[Begin The records]
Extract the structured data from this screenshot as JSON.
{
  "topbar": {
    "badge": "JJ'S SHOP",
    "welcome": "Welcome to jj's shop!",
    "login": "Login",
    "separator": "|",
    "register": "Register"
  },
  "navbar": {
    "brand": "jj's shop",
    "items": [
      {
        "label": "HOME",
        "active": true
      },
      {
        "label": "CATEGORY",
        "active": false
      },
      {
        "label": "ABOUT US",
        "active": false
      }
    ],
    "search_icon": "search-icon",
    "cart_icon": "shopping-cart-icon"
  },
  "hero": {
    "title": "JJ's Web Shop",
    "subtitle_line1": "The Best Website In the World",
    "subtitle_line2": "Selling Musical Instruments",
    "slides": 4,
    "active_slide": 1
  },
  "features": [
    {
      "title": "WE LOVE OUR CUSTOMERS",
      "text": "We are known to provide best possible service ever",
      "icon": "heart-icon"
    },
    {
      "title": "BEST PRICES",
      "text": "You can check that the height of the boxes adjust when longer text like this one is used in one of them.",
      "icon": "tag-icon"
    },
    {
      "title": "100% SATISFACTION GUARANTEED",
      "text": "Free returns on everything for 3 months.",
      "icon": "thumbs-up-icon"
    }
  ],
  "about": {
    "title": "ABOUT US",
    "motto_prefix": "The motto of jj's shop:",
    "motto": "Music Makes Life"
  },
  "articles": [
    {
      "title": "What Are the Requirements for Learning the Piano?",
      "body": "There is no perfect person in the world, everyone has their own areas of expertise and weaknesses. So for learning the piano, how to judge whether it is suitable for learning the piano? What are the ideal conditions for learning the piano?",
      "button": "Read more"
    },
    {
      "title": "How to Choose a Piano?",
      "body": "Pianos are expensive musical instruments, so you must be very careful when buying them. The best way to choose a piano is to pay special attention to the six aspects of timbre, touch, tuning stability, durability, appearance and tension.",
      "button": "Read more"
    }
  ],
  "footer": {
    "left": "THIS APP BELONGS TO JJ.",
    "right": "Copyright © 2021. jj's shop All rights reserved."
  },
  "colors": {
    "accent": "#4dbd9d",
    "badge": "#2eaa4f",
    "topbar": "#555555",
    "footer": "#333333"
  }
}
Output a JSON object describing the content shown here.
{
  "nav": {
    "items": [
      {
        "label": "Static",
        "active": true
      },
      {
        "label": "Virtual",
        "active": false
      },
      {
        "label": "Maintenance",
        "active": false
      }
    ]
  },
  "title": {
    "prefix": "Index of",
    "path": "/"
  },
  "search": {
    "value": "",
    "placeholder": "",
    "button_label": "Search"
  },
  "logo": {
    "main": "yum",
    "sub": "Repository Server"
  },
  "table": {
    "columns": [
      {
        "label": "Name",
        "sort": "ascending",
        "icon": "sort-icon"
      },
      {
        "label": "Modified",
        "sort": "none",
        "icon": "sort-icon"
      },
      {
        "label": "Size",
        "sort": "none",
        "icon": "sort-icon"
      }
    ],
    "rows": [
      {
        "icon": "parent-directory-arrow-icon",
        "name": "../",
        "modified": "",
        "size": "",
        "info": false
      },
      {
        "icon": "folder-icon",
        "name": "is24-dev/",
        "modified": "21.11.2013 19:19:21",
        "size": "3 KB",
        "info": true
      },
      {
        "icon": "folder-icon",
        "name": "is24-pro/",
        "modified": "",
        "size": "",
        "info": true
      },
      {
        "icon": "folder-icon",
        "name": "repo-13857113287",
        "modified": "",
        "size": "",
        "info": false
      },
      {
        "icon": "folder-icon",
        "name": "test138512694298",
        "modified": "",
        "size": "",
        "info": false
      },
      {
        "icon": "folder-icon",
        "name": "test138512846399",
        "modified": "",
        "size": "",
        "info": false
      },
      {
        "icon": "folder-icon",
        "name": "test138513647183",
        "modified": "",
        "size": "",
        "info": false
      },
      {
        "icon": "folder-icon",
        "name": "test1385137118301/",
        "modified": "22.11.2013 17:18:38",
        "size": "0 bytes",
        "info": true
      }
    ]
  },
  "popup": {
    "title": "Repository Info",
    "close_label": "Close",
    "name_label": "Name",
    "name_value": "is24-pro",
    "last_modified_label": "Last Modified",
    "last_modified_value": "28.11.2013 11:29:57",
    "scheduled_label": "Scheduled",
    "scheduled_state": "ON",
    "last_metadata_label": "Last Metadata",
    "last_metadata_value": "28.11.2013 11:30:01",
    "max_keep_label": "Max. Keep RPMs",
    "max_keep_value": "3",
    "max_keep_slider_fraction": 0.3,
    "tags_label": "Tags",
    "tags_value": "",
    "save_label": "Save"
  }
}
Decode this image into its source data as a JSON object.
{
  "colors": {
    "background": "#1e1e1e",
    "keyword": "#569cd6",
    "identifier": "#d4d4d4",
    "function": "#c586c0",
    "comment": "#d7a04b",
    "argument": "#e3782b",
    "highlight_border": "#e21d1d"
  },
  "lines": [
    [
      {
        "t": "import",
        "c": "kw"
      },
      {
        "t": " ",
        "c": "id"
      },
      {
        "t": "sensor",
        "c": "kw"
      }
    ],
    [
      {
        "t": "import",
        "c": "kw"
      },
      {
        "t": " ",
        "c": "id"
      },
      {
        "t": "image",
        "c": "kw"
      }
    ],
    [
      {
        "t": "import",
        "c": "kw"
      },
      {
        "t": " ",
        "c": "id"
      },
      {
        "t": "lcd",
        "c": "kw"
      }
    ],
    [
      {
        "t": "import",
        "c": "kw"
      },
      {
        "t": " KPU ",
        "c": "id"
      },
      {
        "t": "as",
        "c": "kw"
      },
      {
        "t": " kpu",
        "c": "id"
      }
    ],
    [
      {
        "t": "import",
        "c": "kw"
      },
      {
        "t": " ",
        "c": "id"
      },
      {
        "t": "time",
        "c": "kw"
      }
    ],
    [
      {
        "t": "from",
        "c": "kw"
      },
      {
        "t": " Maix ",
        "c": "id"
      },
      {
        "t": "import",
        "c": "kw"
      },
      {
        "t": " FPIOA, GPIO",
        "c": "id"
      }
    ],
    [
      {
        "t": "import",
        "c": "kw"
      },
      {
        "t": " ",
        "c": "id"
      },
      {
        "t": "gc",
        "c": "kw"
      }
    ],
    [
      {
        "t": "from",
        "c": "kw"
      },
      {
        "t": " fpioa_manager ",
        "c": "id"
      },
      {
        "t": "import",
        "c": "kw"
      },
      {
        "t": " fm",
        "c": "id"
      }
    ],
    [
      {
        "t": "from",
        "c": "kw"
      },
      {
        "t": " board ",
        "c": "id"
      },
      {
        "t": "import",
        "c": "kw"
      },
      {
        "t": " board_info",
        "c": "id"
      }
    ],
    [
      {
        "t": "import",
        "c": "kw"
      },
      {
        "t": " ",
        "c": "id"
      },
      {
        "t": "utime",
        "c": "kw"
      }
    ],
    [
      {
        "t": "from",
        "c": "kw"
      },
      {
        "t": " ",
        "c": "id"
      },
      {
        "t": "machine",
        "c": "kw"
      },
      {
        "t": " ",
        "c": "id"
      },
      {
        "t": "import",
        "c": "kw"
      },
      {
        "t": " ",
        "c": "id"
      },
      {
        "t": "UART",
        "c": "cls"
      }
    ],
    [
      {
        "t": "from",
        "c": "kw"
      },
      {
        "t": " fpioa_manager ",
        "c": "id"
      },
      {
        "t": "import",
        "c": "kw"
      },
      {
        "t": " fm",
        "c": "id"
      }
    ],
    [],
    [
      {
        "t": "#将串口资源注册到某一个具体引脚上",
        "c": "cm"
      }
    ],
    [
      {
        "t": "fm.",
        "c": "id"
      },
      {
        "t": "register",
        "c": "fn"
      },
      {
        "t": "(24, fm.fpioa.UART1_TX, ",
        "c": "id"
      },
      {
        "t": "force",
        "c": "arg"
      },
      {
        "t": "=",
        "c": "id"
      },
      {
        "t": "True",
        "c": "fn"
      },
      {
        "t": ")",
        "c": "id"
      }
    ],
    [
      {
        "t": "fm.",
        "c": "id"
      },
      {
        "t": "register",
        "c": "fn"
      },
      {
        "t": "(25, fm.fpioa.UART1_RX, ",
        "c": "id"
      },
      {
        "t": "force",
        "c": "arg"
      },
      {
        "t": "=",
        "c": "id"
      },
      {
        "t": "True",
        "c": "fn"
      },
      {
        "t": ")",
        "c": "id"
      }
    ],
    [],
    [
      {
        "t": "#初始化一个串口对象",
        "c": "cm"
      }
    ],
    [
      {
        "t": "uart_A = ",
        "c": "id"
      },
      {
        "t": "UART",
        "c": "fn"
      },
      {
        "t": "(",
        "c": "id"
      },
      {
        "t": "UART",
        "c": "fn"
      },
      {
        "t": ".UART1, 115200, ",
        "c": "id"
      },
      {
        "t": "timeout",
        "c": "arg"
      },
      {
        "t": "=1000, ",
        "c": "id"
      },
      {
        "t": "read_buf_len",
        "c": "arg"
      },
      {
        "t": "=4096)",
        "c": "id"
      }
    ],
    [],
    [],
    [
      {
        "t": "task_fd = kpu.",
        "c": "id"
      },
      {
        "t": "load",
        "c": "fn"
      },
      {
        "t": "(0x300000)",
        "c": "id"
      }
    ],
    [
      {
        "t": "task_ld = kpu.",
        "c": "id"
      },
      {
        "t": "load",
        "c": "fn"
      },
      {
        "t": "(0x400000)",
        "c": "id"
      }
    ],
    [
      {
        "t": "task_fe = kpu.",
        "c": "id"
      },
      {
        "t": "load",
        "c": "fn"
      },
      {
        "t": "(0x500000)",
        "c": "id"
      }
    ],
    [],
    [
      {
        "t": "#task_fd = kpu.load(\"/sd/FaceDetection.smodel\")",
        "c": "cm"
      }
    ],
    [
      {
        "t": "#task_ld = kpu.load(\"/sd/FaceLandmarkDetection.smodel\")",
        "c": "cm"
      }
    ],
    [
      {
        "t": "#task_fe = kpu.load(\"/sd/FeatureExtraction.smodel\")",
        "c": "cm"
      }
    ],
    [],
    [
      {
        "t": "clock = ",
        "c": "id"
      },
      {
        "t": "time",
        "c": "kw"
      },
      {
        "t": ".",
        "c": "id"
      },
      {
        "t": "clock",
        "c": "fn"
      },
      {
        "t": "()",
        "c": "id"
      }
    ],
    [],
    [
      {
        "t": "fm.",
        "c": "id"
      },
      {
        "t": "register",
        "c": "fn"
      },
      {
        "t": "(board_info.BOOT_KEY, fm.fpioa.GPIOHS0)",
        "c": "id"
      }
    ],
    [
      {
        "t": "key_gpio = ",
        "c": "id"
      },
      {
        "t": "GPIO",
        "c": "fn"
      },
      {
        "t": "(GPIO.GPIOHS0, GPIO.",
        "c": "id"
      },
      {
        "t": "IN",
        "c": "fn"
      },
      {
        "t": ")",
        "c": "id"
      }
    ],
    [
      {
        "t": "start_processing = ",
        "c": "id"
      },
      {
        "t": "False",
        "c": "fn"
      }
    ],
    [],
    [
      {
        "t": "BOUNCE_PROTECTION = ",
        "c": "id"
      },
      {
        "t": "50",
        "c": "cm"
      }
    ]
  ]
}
[End The records]
- Instructions to follow
Check all the records above and select each line where the string "What" is found.

- Expected answer
      "title": "What Are the Requirements for Learning the Piano?",
      "body": "There is no perfect person in the world, everyone has their own areas of expertise and weaknesses. So for learning the piano, how to judge whether it is suitable for learning the piano? What are the ideal conditions for learning the piano?",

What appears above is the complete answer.